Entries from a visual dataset
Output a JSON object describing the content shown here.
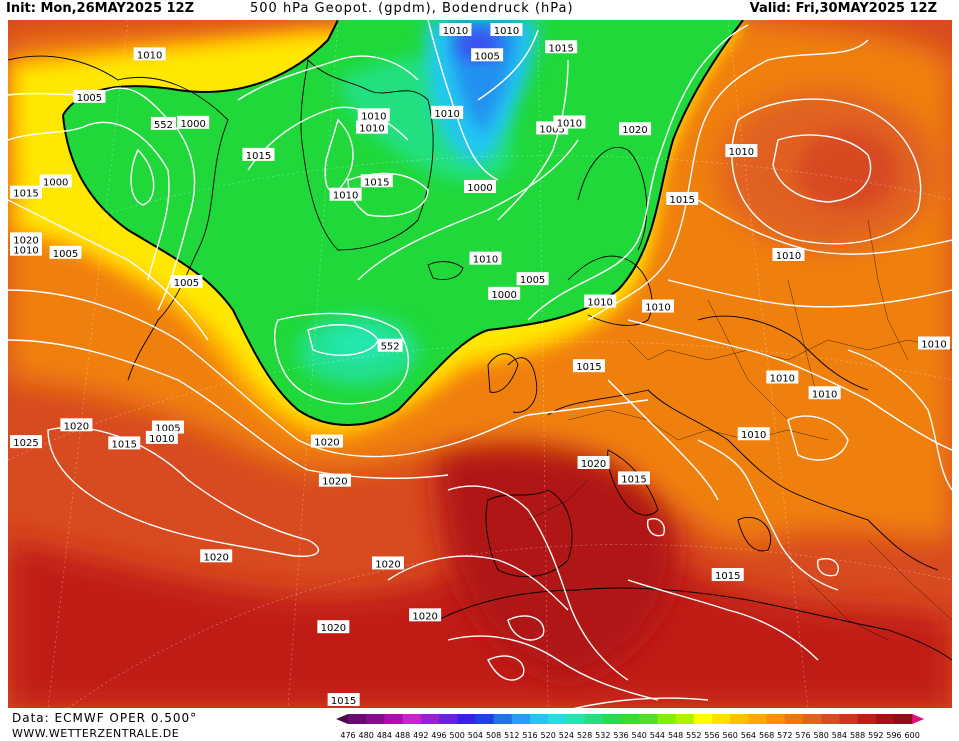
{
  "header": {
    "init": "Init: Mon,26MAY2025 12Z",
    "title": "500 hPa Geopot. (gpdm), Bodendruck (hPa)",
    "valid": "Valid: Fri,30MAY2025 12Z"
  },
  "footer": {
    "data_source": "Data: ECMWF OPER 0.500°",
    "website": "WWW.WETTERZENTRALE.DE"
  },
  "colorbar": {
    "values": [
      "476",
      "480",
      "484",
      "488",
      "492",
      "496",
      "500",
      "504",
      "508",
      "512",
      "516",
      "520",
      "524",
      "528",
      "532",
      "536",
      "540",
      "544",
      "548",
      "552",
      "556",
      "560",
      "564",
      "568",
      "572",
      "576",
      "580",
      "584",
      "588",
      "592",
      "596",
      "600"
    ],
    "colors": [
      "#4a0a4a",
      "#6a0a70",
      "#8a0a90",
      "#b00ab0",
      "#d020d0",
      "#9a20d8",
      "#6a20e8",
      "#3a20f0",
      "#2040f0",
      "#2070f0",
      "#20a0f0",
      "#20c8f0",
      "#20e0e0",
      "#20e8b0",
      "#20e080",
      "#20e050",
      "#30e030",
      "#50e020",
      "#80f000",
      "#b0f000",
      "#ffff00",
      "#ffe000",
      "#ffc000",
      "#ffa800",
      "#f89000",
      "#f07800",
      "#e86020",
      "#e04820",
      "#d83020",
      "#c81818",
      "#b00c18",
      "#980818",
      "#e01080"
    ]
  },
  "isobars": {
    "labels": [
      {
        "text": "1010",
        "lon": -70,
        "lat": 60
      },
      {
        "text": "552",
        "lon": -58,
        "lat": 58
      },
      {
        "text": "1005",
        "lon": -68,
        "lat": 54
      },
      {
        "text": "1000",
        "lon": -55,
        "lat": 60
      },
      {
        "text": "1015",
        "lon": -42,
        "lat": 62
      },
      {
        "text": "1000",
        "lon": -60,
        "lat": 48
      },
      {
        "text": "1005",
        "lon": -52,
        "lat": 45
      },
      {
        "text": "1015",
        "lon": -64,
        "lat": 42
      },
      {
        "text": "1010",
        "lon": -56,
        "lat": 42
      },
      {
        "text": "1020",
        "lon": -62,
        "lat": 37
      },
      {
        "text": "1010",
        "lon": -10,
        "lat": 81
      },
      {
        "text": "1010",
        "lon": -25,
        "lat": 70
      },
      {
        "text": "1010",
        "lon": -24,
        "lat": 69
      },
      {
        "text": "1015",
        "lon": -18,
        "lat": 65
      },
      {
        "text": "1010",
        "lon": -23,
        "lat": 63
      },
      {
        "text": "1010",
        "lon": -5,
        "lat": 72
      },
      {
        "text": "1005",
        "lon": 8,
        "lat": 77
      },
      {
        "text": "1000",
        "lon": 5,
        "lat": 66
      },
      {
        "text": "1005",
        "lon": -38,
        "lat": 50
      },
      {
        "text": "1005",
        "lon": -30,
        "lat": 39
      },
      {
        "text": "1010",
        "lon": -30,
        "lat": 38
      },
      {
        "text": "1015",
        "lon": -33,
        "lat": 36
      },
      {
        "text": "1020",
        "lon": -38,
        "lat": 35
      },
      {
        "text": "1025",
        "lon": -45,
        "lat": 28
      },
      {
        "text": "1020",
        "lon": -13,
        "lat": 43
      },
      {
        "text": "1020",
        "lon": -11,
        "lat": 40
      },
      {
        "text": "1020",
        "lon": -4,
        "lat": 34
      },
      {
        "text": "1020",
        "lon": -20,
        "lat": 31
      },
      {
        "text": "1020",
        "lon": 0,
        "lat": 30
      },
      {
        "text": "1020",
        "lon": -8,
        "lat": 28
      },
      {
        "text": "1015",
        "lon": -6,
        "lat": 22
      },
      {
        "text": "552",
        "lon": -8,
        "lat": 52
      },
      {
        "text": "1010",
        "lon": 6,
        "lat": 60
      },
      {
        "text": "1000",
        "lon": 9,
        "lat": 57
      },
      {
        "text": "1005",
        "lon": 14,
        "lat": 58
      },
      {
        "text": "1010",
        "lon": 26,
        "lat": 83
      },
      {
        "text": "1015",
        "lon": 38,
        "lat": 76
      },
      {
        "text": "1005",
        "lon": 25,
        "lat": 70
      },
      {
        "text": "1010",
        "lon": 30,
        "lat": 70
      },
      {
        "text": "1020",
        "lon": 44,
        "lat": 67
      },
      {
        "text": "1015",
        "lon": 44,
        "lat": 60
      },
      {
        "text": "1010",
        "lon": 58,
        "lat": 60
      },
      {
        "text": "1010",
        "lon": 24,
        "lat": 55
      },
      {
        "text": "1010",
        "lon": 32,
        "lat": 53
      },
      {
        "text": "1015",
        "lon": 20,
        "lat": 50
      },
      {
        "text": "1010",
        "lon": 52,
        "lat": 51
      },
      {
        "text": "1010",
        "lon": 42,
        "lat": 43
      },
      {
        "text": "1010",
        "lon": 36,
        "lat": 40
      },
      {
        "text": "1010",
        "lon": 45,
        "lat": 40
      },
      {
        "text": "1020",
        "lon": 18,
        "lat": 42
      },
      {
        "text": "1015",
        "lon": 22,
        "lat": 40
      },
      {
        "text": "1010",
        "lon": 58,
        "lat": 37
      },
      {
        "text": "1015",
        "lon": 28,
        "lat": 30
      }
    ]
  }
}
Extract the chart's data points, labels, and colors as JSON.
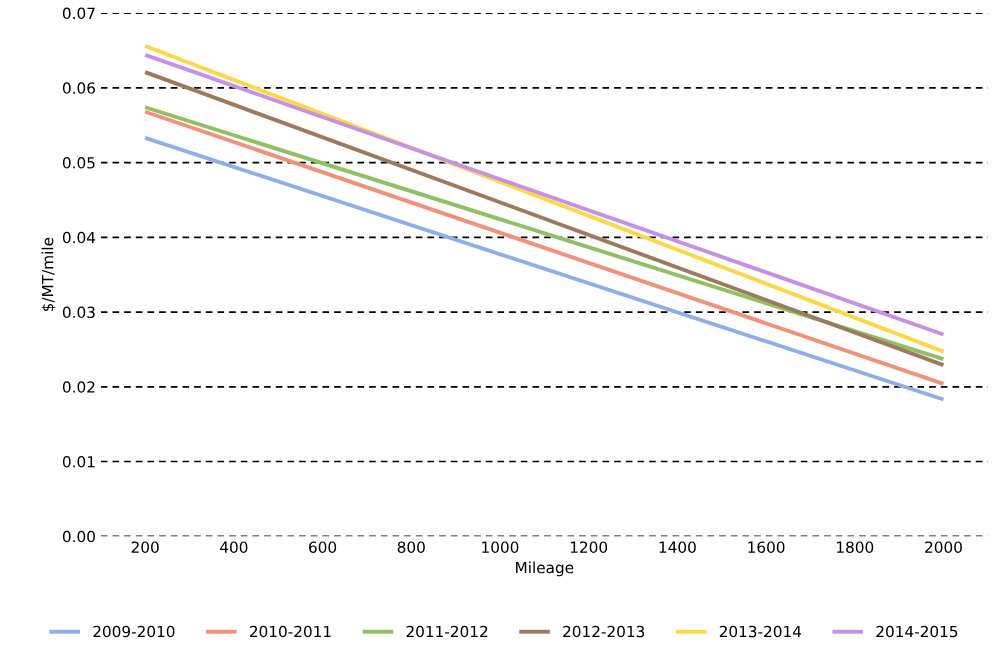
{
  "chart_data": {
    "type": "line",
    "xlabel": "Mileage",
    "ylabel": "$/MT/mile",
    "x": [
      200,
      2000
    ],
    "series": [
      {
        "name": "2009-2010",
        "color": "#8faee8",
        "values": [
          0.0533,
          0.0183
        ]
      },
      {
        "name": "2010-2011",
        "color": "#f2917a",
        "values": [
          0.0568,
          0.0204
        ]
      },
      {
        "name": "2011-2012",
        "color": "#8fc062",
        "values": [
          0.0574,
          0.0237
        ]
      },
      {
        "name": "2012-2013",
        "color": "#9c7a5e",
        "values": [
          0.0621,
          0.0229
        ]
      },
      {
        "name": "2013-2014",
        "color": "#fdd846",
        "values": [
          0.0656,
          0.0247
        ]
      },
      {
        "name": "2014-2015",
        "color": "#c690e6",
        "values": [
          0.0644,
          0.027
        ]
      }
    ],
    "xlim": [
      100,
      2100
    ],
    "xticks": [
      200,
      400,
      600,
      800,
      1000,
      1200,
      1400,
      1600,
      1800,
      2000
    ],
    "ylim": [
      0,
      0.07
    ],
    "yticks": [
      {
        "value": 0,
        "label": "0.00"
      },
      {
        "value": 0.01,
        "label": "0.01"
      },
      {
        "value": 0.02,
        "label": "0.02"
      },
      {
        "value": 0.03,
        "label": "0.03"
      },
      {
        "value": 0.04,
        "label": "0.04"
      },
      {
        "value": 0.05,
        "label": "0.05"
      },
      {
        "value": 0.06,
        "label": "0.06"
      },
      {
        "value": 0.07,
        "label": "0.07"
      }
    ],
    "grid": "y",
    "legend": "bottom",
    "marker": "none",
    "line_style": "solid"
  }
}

**GIVEN PROBLEM**
From the line containing "Extract the chart's" through the end of the entries, quote each line exactly and nothing else, excluding all pictures.

**WRITTEN RESPONSE**
Extract the chart's data points, labels, and colors as JSON.
{
  "chart_data": {
    "type": "line",
    "xlabel": "Mileage",
    "ylabel": "$/MT/mile",
    "x": [
      200,
      2000
    ],
    "series": [
      {
        "name": "2009-2010",
        "color": "#8faee8",
        "values": [
          0.0533,
          0.0183
        ]
      },
      {
        "name": "2010-2011",
        "color": "#f2917a",
        "values": [
          0.0568,
          0.0204
        ]
      },
      {
        "name": "2011-2012",
        "color": "#8fc062",
        "values": [
          0.0574,
          0.0237
        ]
      },
      {
        "name": "2012-2013",
        "color": "#9c7a5e",
        "values": [
          0.0621,
          0.0229
        ]
      },
      {
        "name": "2013-2014",
        "color": "#fdd846",
        "values": [
          0.0656,
          0.0247
        ]
      },
      {
        "name": "2014-2015",
        "color": "#c690e6",
        "values": [
          0.0644,
          0.027
        ]
      }
    ],
    "xlim": [
      100,
      2100
    ],
    "xticks": [
      200,
      400,
      600,
      800,
      1000,
      1200,
      1400,
      1600,
      1800,
      2000
    ],
    "ylim": [
      0,
      0.07
    ],
    "yticks": [
      {
        "value": 0,
        "label": "0.00"
      },
      {
        "value": 0.01,
        "label": "0.01"
      },
      {
        "value": 0.02,
        "label": "0.02"
      },
      {
        "value": 0.03,
        "label": "0.03"
      },
      {
        "value": 0.04,
        "label": "0.04"
      },
      {
        "value": 0.05,
        "label": "0.05"
      },
      {
        "value": 0.06,
        "label": "0.06"
      },
      {
        "value": 0.07,
        "label": "0.07"
      }
    ],
    "grid": "y",
    "legend": "bottom",
    "marker": "none",
    "line_style": "solid"
  }
}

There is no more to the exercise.